→ **Some records**
==*==
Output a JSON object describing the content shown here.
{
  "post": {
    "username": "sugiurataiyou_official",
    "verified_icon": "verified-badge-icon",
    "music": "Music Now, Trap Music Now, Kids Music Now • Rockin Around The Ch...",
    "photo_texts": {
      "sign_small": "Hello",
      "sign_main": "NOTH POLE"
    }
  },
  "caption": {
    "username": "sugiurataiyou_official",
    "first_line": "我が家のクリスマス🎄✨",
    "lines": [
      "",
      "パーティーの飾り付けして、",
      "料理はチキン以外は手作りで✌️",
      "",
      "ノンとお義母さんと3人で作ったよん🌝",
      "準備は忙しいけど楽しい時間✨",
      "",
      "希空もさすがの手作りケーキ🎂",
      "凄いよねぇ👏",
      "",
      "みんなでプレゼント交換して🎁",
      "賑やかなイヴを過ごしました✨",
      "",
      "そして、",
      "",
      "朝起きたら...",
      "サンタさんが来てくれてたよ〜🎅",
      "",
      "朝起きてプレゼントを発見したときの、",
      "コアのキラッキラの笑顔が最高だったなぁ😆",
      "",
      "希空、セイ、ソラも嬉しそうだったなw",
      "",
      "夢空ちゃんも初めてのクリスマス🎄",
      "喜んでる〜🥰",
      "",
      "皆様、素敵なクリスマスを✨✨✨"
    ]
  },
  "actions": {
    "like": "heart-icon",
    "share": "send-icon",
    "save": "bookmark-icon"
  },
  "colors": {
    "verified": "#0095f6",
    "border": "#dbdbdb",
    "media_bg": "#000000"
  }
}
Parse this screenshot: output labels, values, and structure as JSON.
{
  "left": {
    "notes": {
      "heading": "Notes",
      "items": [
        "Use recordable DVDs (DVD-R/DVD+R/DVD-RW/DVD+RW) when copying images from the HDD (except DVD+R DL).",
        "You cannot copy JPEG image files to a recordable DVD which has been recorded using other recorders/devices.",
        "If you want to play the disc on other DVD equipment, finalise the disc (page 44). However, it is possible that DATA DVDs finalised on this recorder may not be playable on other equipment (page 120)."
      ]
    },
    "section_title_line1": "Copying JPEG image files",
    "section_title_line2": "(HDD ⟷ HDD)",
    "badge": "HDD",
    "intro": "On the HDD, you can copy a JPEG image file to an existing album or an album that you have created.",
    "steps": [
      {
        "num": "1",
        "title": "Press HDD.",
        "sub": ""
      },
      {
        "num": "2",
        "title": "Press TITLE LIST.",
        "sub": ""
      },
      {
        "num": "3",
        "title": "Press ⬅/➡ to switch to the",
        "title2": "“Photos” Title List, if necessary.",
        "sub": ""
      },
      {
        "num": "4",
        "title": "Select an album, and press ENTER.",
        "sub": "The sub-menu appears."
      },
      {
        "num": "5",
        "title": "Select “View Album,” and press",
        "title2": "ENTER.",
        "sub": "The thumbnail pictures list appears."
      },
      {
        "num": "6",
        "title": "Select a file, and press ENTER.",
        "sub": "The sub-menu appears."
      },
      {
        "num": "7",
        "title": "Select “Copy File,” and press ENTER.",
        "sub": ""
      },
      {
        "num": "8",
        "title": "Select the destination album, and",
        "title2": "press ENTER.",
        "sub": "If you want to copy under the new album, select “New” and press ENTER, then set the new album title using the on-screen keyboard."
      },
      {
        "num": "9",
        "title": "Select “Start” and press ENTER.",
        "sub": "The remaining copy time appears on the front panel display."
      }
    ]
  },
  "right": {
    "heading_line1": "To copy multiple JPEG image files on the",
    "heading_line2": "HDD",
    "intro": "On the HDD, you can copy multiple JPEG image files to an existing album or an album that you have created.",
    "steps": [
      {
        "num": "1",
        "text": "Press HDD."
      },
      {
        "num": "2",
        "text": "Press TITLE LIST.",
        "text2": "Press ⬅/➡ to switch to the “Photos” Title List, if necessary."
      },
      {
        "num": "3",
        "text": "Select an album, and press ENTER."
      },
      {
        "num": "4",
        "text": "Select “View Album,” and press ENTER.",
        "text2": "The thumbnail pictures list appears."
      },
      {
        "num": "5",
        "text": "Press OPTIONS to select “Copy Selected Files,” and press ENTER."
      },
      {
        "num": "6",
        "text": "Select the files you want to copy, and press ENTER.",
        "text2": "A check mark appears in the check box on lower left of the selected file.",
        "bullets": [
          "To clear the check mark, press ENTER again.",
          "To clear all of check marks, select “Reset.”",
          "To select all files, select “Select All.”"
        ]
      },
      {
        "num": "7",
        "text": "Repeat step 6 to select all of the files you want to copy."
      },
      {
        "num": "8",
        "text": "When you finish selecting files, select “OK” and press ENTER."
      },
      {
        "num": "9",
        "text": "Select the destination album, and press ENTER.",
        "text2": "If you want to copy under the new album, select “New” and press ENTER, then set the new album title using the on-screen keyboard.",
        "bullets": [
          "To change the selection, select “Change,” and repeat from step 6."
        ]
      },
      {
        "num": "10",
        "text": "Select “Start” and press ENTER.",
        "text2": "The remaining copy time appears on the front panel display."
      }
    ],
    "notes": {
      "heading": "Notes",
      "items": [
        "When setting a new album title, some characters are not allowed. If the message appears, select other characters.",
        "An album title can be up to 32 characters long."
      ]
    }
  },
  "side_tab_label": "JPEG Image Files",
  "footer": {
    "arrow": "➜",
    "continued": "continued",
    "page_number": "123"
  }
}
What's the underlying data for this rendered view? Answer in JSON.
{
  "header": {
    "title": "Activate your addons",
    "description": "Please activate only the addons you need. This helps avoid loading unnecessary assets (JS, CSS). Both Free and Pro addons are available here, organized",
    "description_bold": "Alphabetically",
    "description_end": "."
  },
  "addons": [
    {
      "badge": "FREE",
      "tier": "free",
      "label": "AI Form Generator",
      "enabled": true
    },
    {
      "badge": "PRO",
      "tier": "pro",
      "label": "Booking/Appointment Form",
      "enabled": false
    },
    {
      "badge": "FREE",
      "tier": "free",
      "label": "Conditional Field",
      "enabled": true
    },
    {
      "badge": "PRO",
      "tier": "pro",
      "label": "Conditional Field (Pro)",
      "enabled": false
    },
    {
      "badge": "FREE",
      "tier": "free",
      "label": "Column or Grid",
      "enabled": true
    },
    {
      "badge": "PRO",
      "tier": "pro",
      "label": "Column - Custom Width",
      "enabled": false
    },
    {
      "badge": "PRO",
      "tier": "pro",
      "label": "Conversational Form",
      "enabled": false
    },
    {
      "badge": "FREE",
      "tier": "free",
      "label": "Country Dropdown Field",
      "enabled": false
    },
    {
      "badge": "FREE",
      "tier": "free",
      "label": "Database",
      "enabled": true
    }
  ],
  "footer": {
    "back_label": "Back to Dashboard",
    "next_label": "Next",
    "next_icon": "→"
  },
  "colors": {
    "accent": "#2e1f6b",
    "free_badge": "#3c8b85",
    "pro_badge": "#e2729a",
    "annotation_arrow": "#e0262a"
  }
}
==*==
Only the number is wanted: how many lines contain the string "time"?

→ **ANSWER BELOW**
2